#### EXERCISE BRIEF
Omit all pictures, then retype the data exactly as given.

[A block of data]
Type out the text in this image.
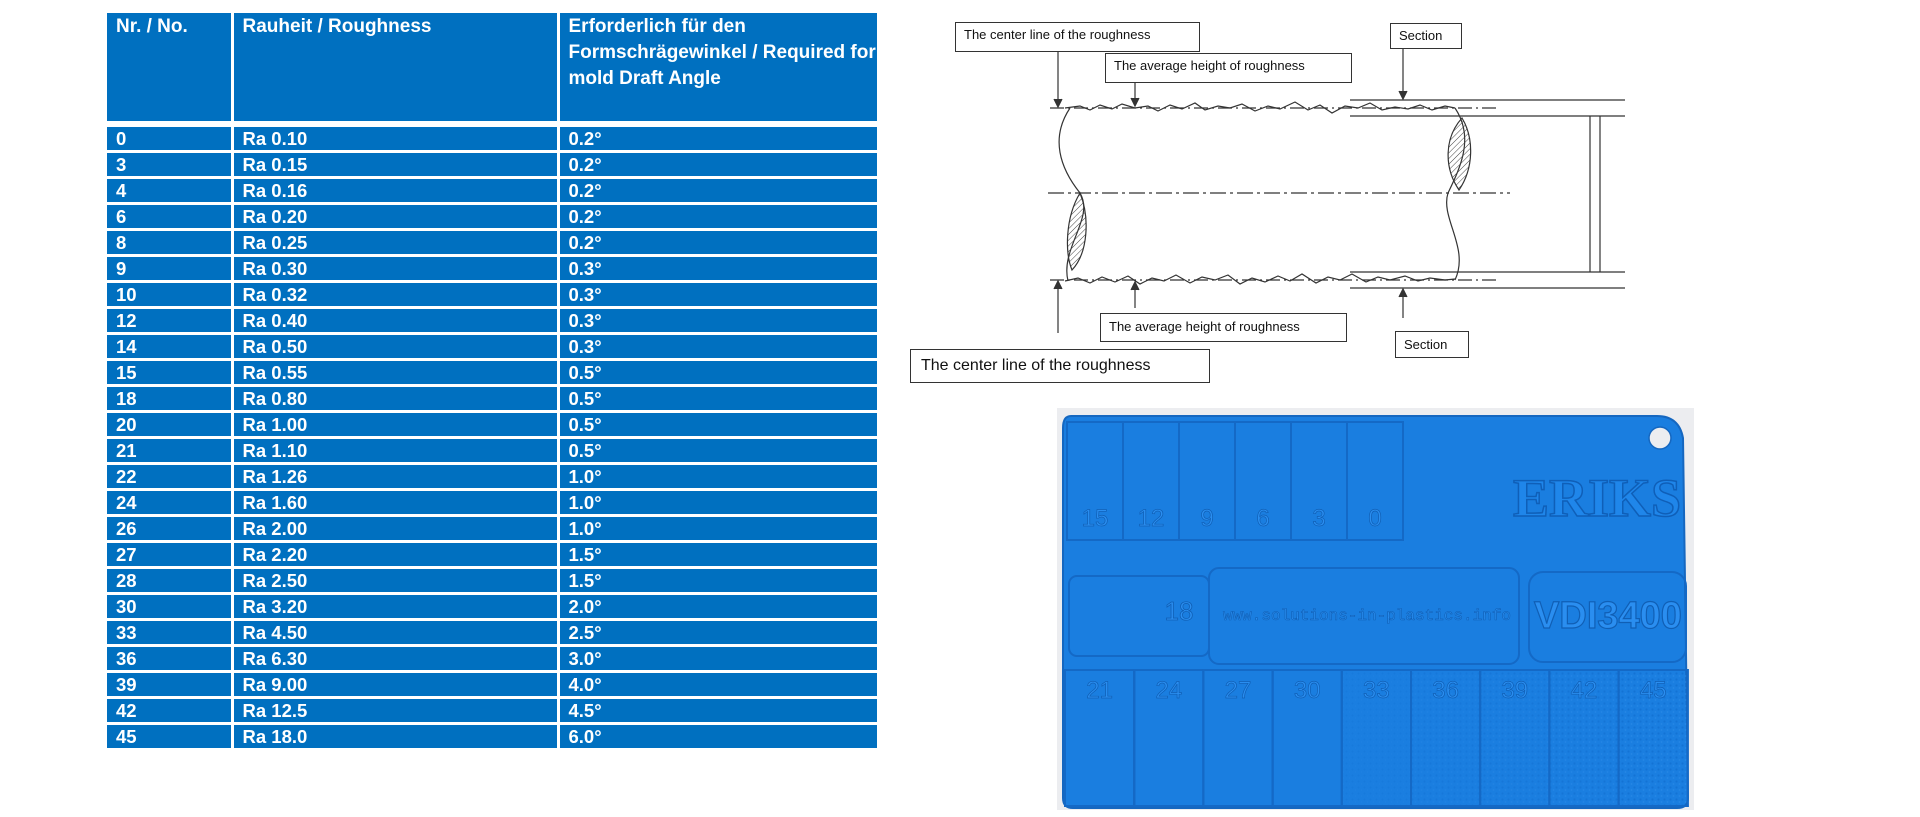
Nr. / No.	Rauheit / Roughness	Erforderlich für den Formschrägewinkel / Required for mold Draft Angle
0	Ra 0.10	0.2°
3	Ra 0.15	0.2°
4	Ra 0.16	0.2°
6	Ra 0.20	0.2°
8	Ra 0.25	0.2°
9	Ra 0.30	0.3°
10	Ra 0.32	0.3°
12	Ra 0.40	0.3°
14	Ra 0.50	0.3°
15	Ra 0.55	0.5°
18	Ra 0.80	0.5°
20	Ra 1.00	0.5°
21	Ra 1.10	0.5°
22	Ra 1.26	1.0°
24	Ra 1.60	1.0°
26	Ra 2.00	1.0°
27	Ra 2.20	1.5°
28	Ra 2.50	1.5°
30	Ra 3.20	2.0°
33	Ra 4.50	2.5°
36	Ra 6.30	3.0°
39	Ra 9.00	4.0°
42	Ra 12.5	4.5°
45	Ra 18.0	6.0°
The center line of the roughness
The average height of roughness
Section
The average height of roughness
Section
The center line of the roughness
ERIKS
www.solutions-in-plastics.info VDI3400
18
15 12 9 6 3 0
21 24 27 30 33 36 39 42 45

#### ANSWER
Type out the text in this image.
Nr. / No.	Rauheit / Roughness	Erforderlich für den Formschrägewinkel / Required for mold Draft Angle
0	Ra 0.10	0.2°
3	Ra 0.15	0.2°
4	Ra 0.16	0.2°
6	Ra 0.20	0.2°
8	Ra 0.25	0.2°
9	Ra 0.30	0.3°
10	Ra 0.32	0.3°
12	Ra 0.40	0.3°
14	Ra 0.50	0.3°
15	Ra 0.55	0.5°
18	Ra 0.80	0.5°
20	Ra 1.00	0.5°
21	Ra 1.10	0.5°
22	Ra 1.26	1.0°
24	Ra 1.60	1.0°
26	Ra 2.00	1.0°
27	Ra 2.20	1.5°
28	Ra 2.50	1.5°
30	Ra 3.20	2.0°
33	Ra 4.50	2.5°
36	Ra 6.30	3.0°
39	Ra 9.00	4.0°
42	Ra 12.5	4.5°
45	Ra 18.0	6.0°
The center line of the roughness
The average height of roughness
Section
The average height of roughness
Section
The center line of the roughness
ERIKS
www.solutions-in-plastics.info VDI3400
18
15 12 9 6 3 0
21 24 27 30 33 36 39 42 45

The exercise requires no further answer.